Literature DB >> 34747751

Fluid resuscitation after cardiac surgery in the intensive care unit: A bi-national survey of clinician practice. (The FRACS-ICU clinician survey).

Mahesh Ramanan1, Shaun Roberts2, James Patrick Adrian McCullough3, Rishendran Naidoo4, Ivan Rapchuk5, Mbakise Matebele1, Alexis Tabah6, Peter Kruger7, Julian Smith8, Kiran Shekar1.   

Abstract

Context and Aims: To describe current fluid and vasopressor practices after cardiac surgery in Australia and New Zealand cardiothoracic intensive care units (ICU). Design and Setting: This web-based survey was conducted in cardiothoracic ICUs in Australia and New Zealand.
Methods: Intensivists, cardiac surgeons, and anesthetists were contacted to complete the online survey that asked questions regarding first and second choice fluids and vasopressors and the tools and factors that influenced these choices.
Results: There were 96 respondents including 51 intensivists, 27 anesthetists, and 18 cardiac surgeons. Balanced crystalloids were the most preferred fluids (70%) followed by 4% albumin (18%) overall and among intensivists and anesthetists; however, cardiac surgeons (41%) preferred 4% albumin as their first choice. The most preferred second choice was 4% albumin (74%). Among vasopressors, noradrenaline was the preferred first choice (93%) and vasopressin the preferred second choice (80%). 53% initiated blood transfusion at a hemoglobin threshold of 70 g/L. Clinical acumen and mean arterial pressure were the most commonly used modalities in determining the need for fluids. Conclusions: There is practice variation in preference for fluids used in cardiac surgical patients in Australia and New Zealand; however, balanced crystalloids and 4% albumin were the most popular choices. In contrast, there is broad agreement with the use of noradrenaline and vasopressin as first and second-line vasopressors. These data will inform the design of future studies that aim to investigate hemodynamic management post cardiac surgery.

════════════════════

**ACTIVITIES**
**A)** In the abstract on fluid resuscitation after cardiac surgery, which vasopressor did respondents prefer as their first choice?
**B)** Update the abstract between "Mahesh Ramanan1, Shaun" and "influenced these choices.", inclusive, by replacing "cardiac surgeons" with "cardiothoracic surgeons".
**C)** List each group of clinicians who responded to the survey in the abstract, with the number of respondents from each group.
The listing has no role in this work on the abstract.

**SUPPLIED RECORDS**
════════════════════

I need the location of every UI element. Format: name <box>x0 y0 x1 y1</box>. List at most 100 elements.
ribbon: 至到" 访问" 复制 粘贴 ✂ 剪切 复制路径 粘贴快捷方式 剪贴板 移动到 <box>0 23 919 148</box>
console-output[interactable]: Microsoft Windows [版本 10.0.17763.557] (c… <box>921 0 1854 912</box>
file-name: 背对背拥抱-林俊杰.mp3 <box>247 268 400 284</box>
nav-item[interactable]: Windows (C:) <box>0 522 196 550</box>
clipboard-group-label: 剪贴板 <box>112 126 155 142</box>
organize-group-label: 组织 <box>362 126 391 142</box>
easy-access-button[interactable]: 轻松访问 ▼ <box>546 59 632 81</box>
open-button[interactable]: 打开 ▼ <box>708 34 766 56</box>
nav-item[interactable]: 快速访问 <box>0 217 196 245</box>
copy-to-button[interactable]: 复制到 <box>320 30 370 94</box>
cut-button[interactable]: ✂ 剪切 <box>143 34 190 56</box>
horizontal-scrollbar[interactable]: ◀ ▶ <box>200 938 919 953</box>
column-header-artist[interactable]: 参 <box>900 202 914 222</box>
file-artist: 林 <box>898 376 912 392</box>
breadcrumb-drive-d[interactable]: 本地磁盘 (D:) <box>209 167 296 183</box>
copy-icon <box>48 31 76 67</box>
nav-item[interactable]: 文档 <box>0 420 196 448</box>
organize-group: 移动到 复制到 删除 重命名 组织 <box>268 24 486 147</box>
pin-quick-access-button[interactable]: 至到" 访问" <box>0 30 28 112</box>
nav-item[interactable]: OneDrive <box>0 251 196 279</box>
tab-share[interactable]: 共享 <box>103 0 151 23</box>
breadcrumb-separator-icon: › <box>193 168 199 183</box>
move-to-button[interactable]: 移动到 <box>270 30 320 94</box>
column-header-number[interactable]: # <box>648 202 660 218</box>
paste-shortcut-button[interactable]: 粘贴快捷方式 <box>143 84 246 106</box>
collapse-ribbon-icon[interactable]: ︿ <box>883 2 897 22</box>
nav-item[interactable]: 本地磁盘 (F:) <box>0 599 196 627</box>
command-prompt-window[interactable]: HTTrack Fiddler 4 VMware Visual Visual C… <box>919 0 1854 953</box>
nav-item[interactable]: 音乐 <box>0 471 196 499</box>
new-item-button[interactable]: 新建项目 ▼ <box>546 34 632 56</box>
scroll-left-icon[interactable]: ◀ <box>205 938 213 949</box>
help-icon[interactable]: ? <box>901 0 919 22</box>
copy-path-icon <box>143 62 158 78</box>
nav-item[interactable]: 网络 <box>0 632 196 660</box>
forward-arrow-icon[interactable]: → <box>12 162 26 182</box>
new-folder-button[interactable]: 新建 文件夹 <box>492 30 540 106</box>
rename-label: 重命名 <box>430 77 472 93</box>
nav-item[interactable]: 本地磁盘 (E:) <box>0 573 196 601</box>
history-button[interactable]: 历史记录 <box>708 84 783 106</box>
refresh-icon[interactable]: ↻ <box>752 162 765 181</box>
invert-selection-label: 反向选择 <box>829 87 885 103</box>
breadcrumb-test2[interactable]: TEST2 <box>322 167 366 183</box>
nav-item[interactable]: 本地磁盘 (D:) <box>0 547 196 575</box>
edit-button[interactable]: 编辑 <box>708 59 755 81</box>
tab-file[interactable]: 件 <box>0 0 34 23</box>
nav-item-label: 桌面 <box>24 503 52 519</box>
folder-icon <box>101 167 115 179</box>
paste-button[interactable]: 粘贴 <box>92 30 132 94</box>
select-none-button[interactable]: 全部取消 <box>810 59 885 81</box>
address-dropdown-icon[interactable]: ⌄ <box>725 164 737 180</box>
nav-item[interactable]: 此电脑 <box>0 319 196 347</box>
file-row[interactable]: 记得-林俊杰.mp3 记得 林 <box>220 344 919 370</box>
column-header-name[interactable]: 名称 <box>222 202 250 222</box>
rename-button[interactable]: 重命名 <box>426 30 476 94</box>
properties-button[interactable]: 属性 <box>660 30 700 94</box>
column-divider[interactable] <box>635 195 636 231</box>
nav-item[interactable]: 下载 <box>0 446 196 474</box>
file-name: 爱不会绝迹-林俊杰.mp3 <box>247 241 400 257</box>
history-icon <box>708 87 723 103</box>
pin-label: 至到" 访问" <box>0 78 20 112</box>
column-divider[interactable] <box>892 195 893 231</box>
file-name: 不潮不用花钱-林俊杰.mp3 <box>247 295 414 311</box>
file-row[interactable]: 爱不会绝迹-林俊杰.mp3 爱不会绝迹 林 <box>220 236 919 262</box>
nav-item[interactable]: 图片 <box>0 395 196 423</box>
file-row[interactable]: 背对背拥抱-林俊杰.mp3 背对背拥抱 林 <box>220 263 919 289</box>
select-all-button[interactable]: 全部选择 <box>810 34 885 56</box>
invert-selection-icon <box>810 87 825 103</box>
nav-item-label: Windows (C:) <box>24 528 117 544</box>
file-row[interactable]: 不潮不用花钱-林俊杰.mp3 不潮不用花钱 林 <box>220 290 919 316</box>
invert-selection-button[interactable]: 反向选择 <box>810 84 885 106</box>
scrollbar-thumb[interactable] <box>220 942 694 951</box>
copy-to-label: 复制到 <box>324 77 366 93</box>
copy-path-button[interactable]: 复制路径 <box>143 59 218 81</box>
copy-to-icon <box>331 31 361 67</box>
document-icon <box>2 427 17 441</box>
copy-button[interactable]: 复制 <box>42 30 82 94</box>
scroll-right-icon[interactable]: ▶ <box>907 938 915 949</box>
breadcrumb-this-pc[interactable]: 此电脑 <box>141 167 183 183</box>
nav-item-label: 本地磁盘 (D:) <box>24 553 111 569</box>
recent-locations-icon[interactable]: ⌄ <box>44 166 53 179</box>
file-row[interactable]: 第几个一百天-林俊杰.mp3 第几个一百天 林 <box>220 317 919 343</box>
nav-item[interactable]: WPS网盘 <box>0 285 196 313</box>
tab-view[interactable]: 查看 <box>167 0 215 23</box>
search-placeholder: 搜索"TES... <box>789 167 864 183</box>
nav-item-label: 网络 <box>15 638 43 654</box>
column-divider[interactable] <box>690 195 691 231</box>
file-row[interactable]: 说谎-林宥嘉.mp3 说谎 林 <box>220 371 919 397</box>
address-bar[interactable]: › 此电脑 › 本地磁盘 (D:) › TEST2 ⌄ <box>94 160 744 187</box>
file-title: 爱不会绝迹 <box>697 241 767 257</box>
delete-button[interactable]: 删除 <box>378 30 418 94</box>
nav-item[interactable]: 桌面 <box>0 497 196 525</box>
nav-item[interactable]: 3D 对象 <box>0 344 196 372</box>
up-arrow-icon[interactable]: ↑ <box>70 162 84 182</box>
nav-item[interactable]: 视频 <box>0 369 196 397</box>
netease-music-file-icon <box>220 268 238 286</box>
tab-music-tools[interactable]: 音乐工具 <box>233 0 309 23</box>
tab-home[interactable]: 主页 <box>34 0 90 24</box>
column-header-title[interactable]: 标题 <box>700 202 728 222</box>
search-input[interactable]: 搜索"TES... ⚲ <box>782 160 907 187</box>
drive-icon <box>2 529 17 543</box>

════════════════════

**RESULTS IN ORDER**
**A)** Noradrenaline, preferred by 93% of respondents.

**B)**
Mahesh Ramanan1, Shaun Roberts2, James Patrick Adrian McCullough3, Rishendran Naidoo4, Ivan Rapchuk5, Mbakise Matebele1, Alexis Tabah6, Peter Kruger7, Julian Smith8, Kiran Shekar1.   

Abstract

Context and Aims: To describe current fluid and vasopressor practices after cardiac surgery in Australia and New Zealand cardiothoracic intensive care units (ICU). Design and Setting: This web-based survey was conducted in cardiothoracic ICUs in Australia and New Zealand.
Methods: Intensivists, cardiothoracic surgeons, and anesthetists were contacted to complete the online survey that asked questions regarding first and second choice fluids and vasopressors and the tools and factors that influenced these choices.

**C)**
- Intensivists: 51
- Anesthetists: 27
- Cardiac surgeons: 18